## Stated task
Report the count of lines that carry the string "быть", and add nothing.

---------------

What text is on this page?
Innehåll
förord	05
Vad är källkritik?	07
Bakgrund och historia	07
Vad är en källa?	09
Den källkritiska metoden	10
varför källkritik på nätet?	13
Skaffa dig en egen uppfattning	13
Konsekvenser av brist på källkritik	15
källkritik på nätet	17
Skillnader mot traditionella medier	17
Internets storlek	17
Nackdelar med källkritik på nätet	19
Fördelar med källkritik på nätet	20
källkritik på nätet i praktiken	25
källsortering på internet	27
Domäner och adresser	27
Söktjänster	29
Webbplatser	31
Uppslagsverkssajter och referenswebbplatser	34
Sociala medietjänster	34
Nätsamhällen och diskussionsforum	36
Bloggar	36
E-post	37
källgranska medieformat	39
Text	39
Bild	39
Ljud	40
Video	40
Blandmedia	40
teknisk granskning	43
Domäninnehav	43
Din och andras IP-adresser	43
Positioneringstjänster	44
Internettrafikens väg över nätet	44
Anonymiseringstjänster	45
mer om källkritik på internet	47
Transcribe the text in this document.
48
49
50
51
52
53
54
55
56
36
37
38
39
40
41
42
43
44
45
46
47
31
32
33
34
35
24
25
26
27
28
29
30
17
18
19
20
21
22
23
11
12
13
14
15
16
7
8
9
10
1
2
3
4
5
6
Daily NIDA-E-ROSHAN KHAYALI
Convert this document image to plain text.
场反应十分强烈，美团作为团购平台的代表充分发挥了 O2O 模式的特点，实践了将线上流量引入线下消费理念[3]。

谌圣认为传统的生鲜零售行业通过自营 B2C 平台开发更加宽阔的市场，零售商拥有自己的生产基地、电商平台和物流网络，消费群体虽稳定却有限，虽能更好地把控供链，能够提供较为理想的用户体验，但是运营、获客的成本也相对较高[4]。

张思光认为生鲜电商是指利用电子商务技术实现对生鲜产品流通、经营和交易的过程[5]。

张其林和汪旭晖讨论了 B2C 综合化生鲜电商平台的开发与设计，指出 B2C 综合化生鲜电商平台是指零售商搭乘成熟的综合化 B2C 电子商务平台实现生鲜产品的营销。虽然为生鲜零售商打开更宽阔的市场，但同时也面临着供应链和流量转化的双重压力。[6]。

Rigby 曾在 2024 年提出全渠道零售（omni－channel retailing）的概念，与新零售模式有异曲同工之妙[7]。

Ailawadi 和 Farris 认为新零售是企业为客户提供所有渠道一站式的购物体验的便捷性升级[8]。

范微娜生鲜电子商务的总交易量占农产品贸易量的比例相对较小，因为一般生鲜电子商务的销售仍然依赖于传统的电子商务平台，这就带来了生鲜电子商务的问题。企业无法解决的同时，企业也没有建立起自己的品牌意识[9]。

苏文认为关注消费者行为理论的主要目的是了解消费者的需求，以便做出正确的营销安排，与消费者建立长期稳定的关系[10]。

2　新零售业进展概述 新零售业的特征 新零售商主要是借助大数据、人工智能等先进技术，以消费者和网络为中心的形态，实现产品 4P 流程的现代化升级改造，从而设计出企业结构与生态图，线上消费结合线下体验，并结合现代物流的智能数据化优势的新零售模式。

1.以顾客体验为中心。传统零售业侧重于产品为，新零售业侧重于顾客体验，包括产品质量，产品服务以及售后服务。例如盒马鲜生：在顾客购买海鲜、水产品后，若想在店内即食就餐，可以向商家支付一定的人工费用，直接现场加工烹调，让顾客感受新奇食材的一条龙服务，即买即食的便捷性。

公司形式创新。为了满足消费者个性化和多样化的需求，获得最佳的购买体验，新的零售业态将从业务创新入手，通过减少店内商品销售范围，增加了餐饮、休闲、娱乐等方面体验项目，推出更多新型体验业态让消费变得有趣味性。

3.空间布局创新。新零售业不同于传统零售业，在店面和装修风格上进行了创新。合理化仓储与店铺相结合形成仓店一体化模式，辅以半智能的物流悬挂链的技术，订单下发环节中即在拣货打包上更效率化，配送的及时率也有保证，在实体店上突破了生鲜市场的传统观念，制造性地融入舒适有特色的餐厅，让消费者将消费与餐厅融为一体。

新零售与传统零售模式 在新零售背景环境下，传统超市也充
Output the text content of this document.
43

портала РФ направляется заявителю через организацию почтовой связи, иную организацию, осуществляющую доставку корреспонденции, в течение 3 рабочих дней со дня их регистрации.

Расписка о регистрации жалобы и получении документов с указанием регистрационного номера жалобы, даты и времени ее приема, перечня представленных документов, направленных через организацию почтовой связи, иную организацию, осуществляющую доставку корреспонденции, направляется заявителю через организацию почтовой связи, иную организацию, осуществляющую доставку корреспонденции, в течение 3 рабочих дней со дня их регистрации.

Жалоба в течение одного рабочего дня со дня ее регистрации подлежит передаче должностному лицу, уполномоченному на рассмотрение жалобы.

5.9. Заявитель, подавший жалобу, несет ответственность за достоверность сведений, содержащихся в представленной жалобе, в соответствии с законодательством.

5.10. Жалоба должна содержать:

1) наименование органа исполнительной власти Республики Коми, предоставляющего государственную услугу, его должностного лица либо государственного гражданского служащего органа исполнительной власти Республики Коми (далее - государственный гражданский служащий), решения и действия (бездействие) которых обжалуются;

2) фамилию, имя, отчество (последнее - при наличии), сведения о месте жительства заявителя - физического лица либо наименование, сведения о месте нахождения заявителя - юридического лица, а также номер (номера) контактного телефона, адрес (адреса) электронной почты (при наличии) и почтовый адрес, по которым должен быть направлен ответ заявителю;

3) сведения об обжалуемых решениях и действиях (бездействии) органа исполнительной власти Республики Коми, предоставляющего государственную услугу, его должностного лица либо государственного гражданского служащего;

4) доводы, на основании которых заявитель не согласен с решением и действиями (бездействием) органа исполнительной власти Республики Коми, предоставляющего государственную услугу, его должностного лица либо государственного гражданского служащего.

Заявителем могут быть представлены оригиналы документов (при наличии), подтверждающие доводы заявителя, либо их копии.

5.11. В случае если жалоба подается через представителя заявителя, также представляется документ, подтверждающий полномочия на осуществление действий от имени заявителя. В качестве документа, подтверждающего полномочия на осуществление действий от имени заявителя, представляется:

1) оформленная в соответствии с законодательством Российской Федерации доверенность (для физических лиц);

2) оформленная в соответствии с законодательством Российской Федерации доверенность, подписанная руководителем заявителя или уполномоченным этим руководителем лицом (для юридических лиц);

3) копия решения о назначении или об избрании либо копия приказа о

---------------

## Answer in full
2